## BEGIN Dataset records

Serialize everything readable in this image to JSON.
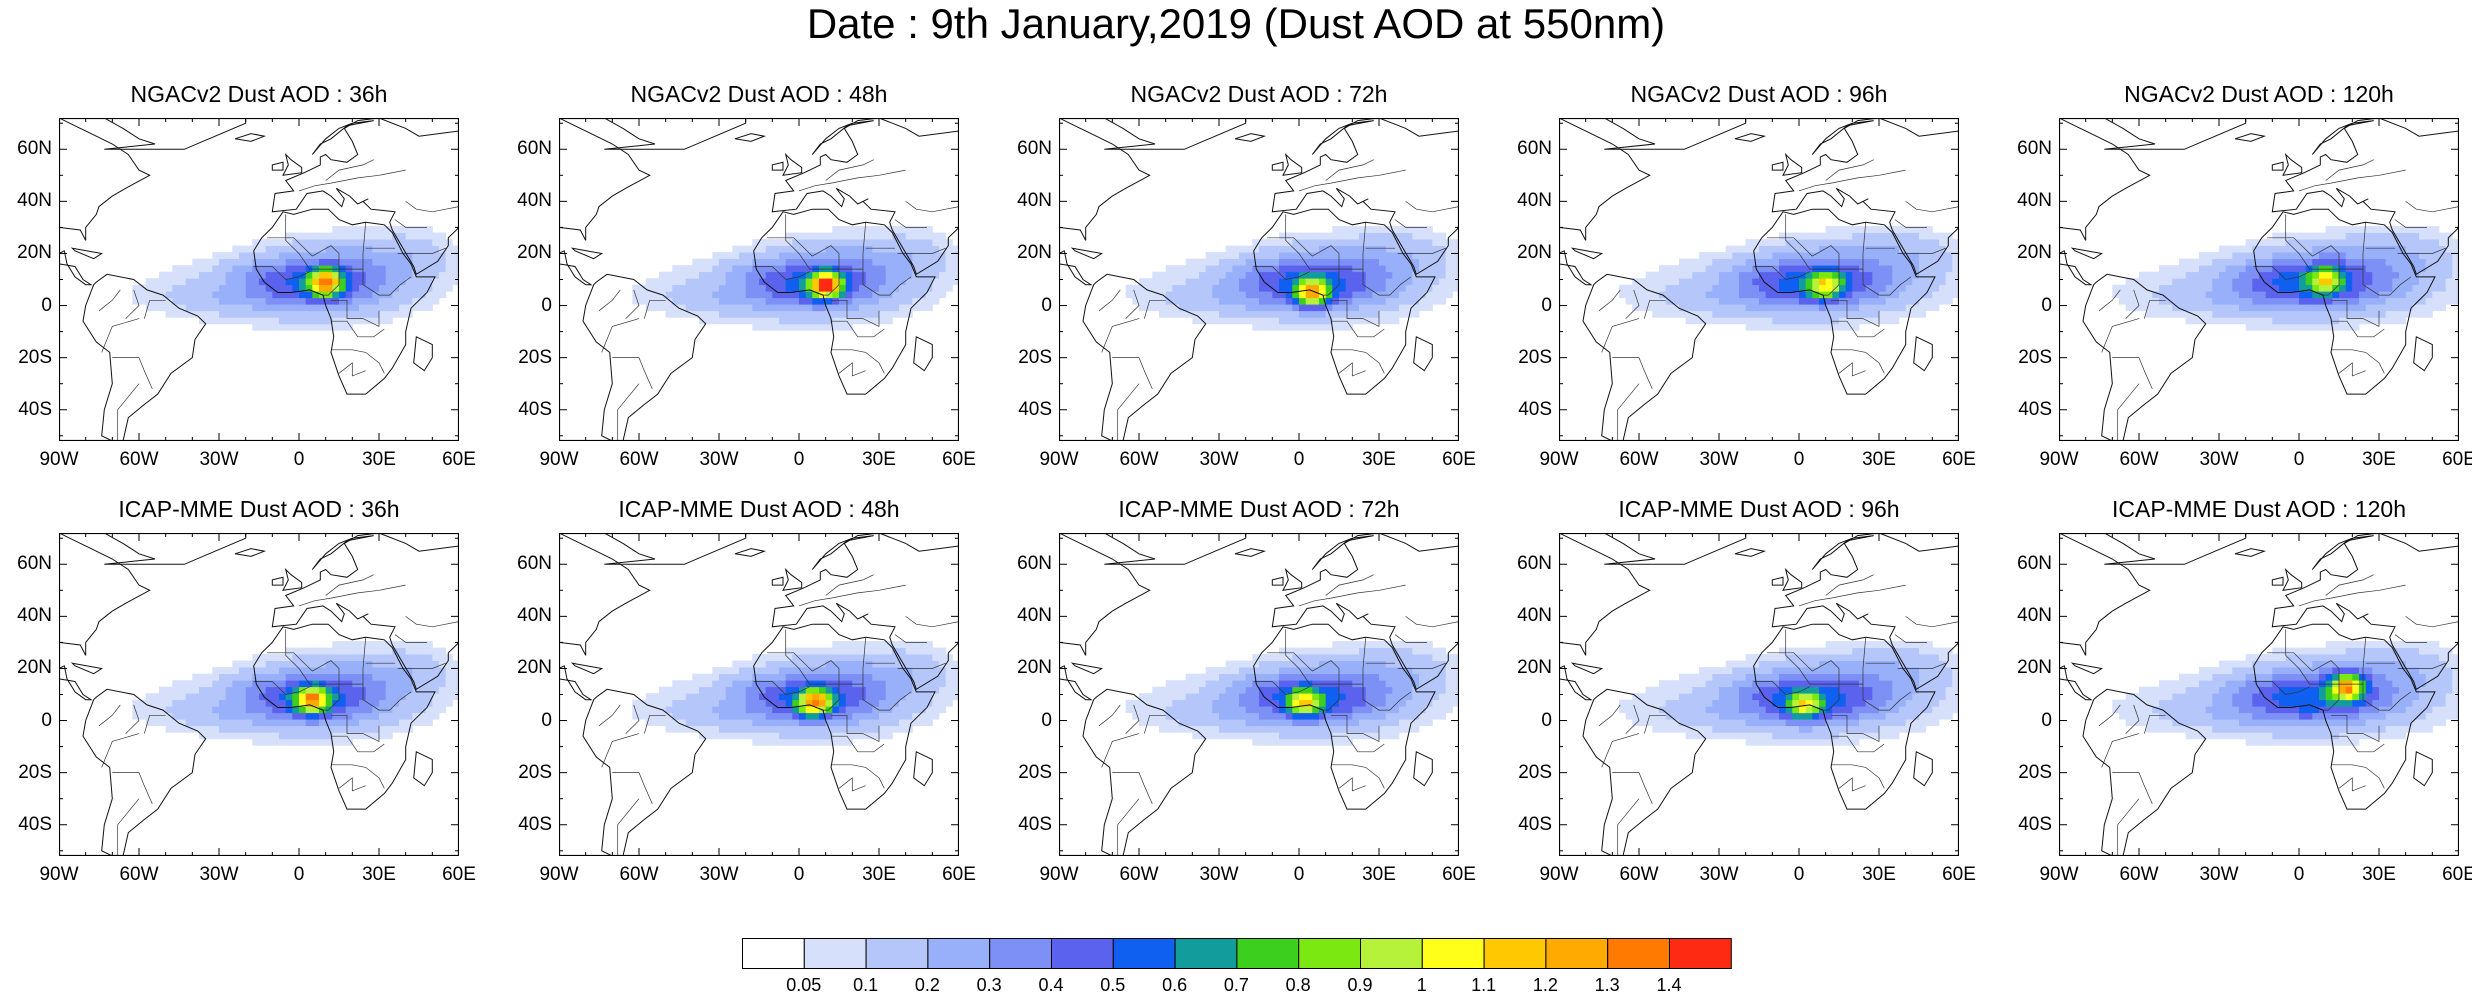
{
  "title": "Date : 9th January,2019 (Dust AOD at 550nm)",
  "panels": [
    {
      "title": "NGACv2 Dust AOD : 36h",
      "hotspot": [
        10,
        9
      ],
      "peak": 0.9,
      "spread": 1.0
    },
    {
      "title": "NGACv2 Dust AOD : 48h",
      "hotspot": [
        10,
        8
      ],
      "peak": 1.0,
      "spread": 1.0
    },
    {
      "title": "NGACv2 Dust AOD : 72h",
      "hotspot": [
        5,
        5
      ],
      "peak": 0.85,
      "spread": 1.05
    },
    {
      "title": "NGACv2 Dust AOD : 96h",
      "hotspot": [
        10,
        8
      ],
      "peak": 0.6,
      "spread": 1.1
    },
    {
      "title": "NGACv2 Dust AOD : 120h",
      "hotspot": [
        10,
        10
      ],
      "peak": 0.6,
      "spread": 1.15
    },
    {
      "title": "ICAP-MME Dust AOD : 36h",
      "hotspot": [
        5,
        8
      ],
      "peak": 0.85,
      "spread": 1.0
    },
    {
      "title": "ICAP-MME Dust AOD : 48h",
      "hotspot": [
        6,
        7
      ],
      "peak": 0.85,
      "spread": 1.0
    },
    {
      "title": "ICAP-MME Dust AOD : 72h",
      "hotspot": [
        2,
        7
      ],
      "peak": 0.65,
      "spread": 1.05
    },
    {
      "title": "ICAP-MME Dust AOD : 96h",
      "hotspot": [
        2,
        6
      ],
      "peak": 0.6,
      "spread": 1.1
    },
    {
      "title": "ICAP-MME Dust AOD : 120h",
      "hotspot": [
        18,
        13
      ],
      "peak": 0.9,
      "spread": 1.15
    }
  ],
  "axes": {
    "lat_labels": [
      "60N",
      "40N",
      "20N",
      "0",
      "20S",
      "40S"
    ],
    "lat_values": [
      60,
      40,
      20,
      0,
      -20,
      -40
    ],
    "lon_labels": [
      "90W",
      "60W",
      "30W",
      "0",
      "30E",
      "60E"
    ],
    "lon_values": [
      -90,
      -60,
      -30,
      0,
      30,
      60
    ],
    "lon_range": [
      -90,
      60
    ],
    "lat_range": [
      -52,
      72
    ]
  },
  "colorbar": {
    "labels": [
      "0.05",
      "0.1",
      "0.2",
      "0.3",
      "0.4",
      "0.5",
      "0.6",
      "0.7",
      "0.8",
      "0.9",
      "1",
      "1.1",
      "1.2",
      "1.3",
      "1.4"
    ],
    "colors": [
      "#ffffff",
      "#d6e0fb",
      "#b5c6fa",
      "#98b0fa",
      "#7d90f5",
      "#5b63ee",
      "#0f5ff0",
      "#139c9c",
      "#3ccf1e",
      "#7ce812",
      "#b6f23a",
      "#ffff1a",
      "#ffc800",
      "#ffaa00",
      "#ff7a00",
      "#ff2a12"
    ]
  }
}
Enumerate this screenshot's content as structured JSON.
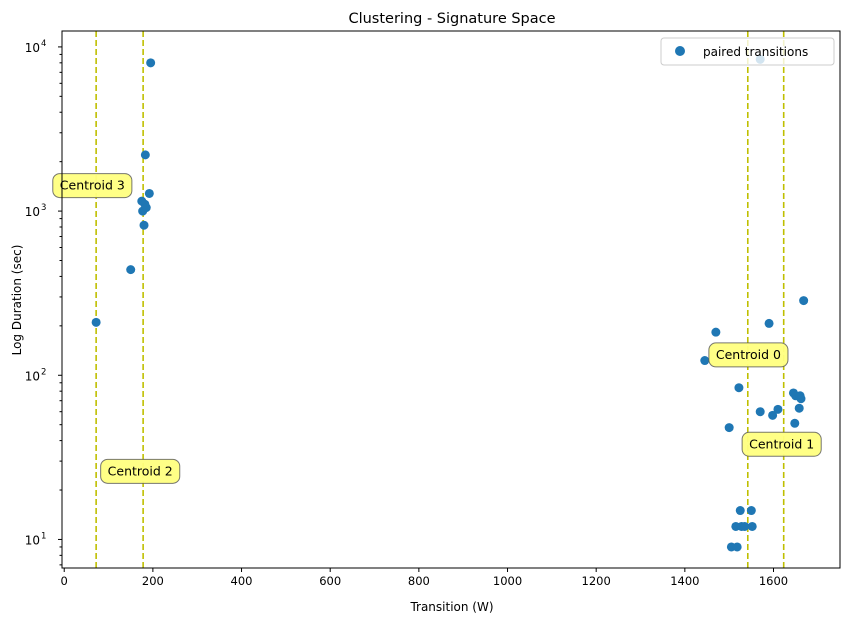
{
  "chart_data": {
    "type": "scatter",
    "title": "Clustering -  Signature Space",
    "xlabel": "Transition (W)",
    "ylabel": "Log Duration (sec)",
    "xlim": [
      -5,
      1750
    ],
    "ylim": [
      6.7,
      12500
    ],
    "yscale": "log",
    "grid": false,
    "legend": {
      "placement": "top-right",
      "label": "paired transitions"
    },
    "x_ticks": [
      "0",
      "200",
      "400",
      "600",
      "800",
      "1000",
      "1200",
      "1400",
      "1600"
    ],
    "y_ticks": [
      {
        "value": 10,
        "base": "10",
        "exp": "1"
      },
      {
        "value": 100,
        "base": "10",
        "exp": "2"
      },
      {
        "value": 1000,
        "base": "10",
        "exp": "3"
      },
      {
        "value": 10000,
        "base": "10",
        "exp": "4"
      }
    ],
    "series": [
      {
        "color": "#1f77b4",
        "points": [
          [
            72,
            210
          ],
          [
            150,
            440
          ],
          [
            175,
            1150
          ],
          [
            177,
            1000
          ],
          [
            180,
            820
          ],
          [
            182,
            1100
          ],
          [
            183,
            2200
          ],
          [
            185,
            1050
          ],
          [
            192,
            1280
          ],
          [
            195,
            8000
          ],
          [
            1445,
            123
          ],
          [
            1470,
            183
          ],
          [
            1500,
            48
          ],
          [
            1505,
            9
          ],
          [
            1515,
            12
          ],
          [
            1518,
            9
          ],
          [
            1522,
            84
          ],
          [
            1525,
            15
          ],
          [
            1528,
            12
          ],
          [
            1535,
            12
          ],
          [
            1550,
            15
          ],
          [
            1552,
            12
          ],
          [
            1570,
            60
          ],
          [
            1570,
            8400
          ],
          [
            1590,
            207
          ],
          [
            1598,
            57
          ],
          [
            1610,
            62
          ],
          [
            1645,
            78
          ],
          [
            1648,
            51
          ],
          [
            1650,
            75
          ],
          [
            1658,
            63
          ],
          [
            1660,
            75
          ],
          [
            1662,
            72
          ],
          [
            1668,
            285
          ]
        ]
      }
    ],
    "centroids": [
      {
        "x": 1542,
        "label": "Centroid 0",
        "label_at": [
          1470,
          133
        ]
      },
      {
        "x": 1623,
        "label": "Centroid 1",
        "label_at": [
          1545,
          38
        ]
      },
      {
        "x": 72,
        "label": "Centroid 2",
        "label_at": [
          98,
          26
        ]
      },
      {
        "x": 178,
        "label": "Centroid 3",
        "label_at": [
          -10,
          1430
        ]
      }
    ],
    "colors": {
      "centroid_line": "#bfbf00",
      "annotation_fill": "#ffff80",
      "marker": "#1f77b4"
    }
  }
}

## END Dataset records

Problem to work on:
All the records above need to be given again word for word. Skip the pictures.

Answer in full:
Serialize everything readable in this image to JSON.
{
  "title": "Date : 9th January,2019 (Dust AOD at 550nm)",
  "panels": [
    {
      "title": "NGACv2 Dust AOD : 36h",
      "hotspot": [
        10,
        9
      ],
      "peak": 0.9,
      "spread": 1.0
    },
    {
      "title": "NGACv2 Dust AOD : 48h",
      "hotspot": [
        10,
        8
      ],
      "peak": 1.0,
      "spread": 1.0
    },
    {
      "title": "NGACv2 Dust AOD : 72h",
      "hotspot": [
        5,
        5
      ],
      "peak": 0.85,
      "spread": 1.05
    },
    {
      "title": "NGACv2 Dust AOD : 96h",
      "hotspot": [
        10,
        8
      ],
      "peak": 0.6,
      "spread": 1.1
    },
    {
      "title": "NGACv2 Dust AOD : 120h",
      "hotspot": [
        10,
        10
      ],
      "peak": 0.6,
      "spread": 1.15
    },
    {
      "title": "ICAP-MME Dust AOD : 36h",
      "hotspot": [
        5,
        8
      ],
      "peak": 0.85,
      "spread": 1.0
    },
    {
      "title": "ICAP-MME Dust AOD : 48h",
      "hotspot": [
        6,
        7
      ],
      "peak": 0.85,
      "spread": 1.0
    },
    {
      "title": "ICAP-MME Dust AOD : 72h",
      "hotspot": [
        2,
        7
      ],
      "peak": 0.65,
      "spread": 1.05
    },
    {
      "title": "ICAP-MME Dust AOD : 96h",
      "hotspot": [
        2,
        6
      ],
      "peak": 0.6,
      "spread": 1.1
    },
    {
      "title": "ICAP-MME Dust AOD : 120h",
      "hotspot": [
        18,
        13
      ],
      "peak": 0.9,
      "spread": 1.15
    }
  ],
  "axes": {
    "lat_labels": [
      "60N",
      "40N",
      "20N",
      "0",
      "20S",
      "40S"
    ],
    "lat_values": [
      60,
      40,
      20,
      0,
      -20,
      -40
    ],
    "lon_labels": [
      "90W",
      "60W",
      "30W",
      "0",
      "30E",
      "60E"
    ],
    "lon_values": [
      -90,
      -60,
      -30,
      0,
      30,
      60
    ],
    "lon_range": [
      -90,
      60
    ],
    "lat_range": [
      -52,
      72
    ]
  },
  "colorbar": {
    "labels": [
      "0.05",
      "0.1",
      "0.2",
      "0.3",
      "0.4",
      "0.5",
      "0.6",
      "0.7",
      "0.8",
      "0.9",
      "1",
      "1.1",
      "1.2",
      "1.3",
      "1.4"
    ],
    "colors": [
      "#ffffff",
      "#d6e0fb",
      "#b5c6fa",
      "#98b0fa",
      "#7d90f5",
      "#5b63ee",
      "#0f5ff0",
      "#139c9c",
      "#3ccf1e",
      "#7ce812",
      "#b6f23a",
      "#ffff1a",
      "#ffc800",
      "#ffaa00",
      "#ff7a00",
      "#ff2a12"
    ]
  }
}
Enumerate this screenshot's content as structured JSON.
{
  "chart_data": {
    "type": "scatter",
    "title": "Clustering -  Signature Space",
    "xlabel": "Transition (W)",
    "ylabel": "Log Duration (sec)",
    "xlim": [
      -5,
      1750
    ],
    "ylim": [
      6.7,
      12500
    ],
    "yscale": "log",
    "grid": false,
    "legend": {
      "placement": "top-right",
      "label": "paired transitions"
    },
    "x_ticks": [
      "0",
      "200",
      "400",
      "600",
      "800",
      "1000",
      "1200",
      "1400",
      "1600"
    ],
    "y_ticks": [
      {
        "value": 10,
        "base": "10",
        "exp": "1"
      },
      {
        "value": 100,
        "base": "10",
        "exp": "2"
      },
      {
        "value": 1000,
        "base": "10",
        "exp": "3"
      },
      {
        "value": 10000,
        "base": "10",
        "exp": "4"
      }
    ],
    "series": [
      {
        "color": "#1f77b4",
        "points": [
          [
            72,
            210
          ],
          [
            150,
            440
          ],
          [
            175,
            1150
          ],
          [
            177,
            1000
          ],
          [
            180,
            820
          ],
          [
            182,
            1100
          ],
          [
            183,
            2200
          ],
          [
            185,
            1050
          ],
          [
            192,
            1280
          ],
          [
            195,
            8000
          ],
          [
            1445,
            123
          ],
          [
            1470,
            183
          ],
          [
            1500,
            48
          ],
          [
            1505,
            9
          ],
          [
            1515,
            12
          ],
          [
            1518,
            9
          ],
          [
            1522,
            84
          ],
          [
            1525,
            15
          ],
          [
            1528,
            12
          ],
          [
            1535,
            12
          ],
          [
            1550,
            15
          ],
          [
            1552,
            12
          ],
          [
            1570,
            60
          ],
          [
            1570,
            8400
          ],
          [
            1590,
            207
          ],
          [
            1598,
            57
          ],
          [
            1610,
            62
          ],
          [
            1645,
            78
          ],
          [
            1648,
            51
          ],
          [
            1650,
            75
          ],
          [
            1658,
            63
          ],
          [
            1660,
            75
          ],
          [
            1662,
            72
          ],
          [
            1668,
            285
          ]
        ]
      }
    ],
    "centroids": [
      {
        "x": 1542,
        "label": "Centroid 0",
        "label_at": [
          1470,
          133
        ]
      },
      {
        "x": 1623,
        "label": "Centroid 1",
        "label_at": [
          1545,
          38
        ]
      },
      {
        "x": 72,
        "label": "Centroid 2",
        "label_at": [
          98,
          26
        ]
      },
      {
        "x": 178,
        "label": "Centroid 3",
        "label_at": [
          -10,
          1430
        ]
      }
    ],
    "colors": {
      "centroid_line": "#bfbf00",
      "annotation_fill": "#ffff80",
      "marker": "#1f77b4"
    }
  }
}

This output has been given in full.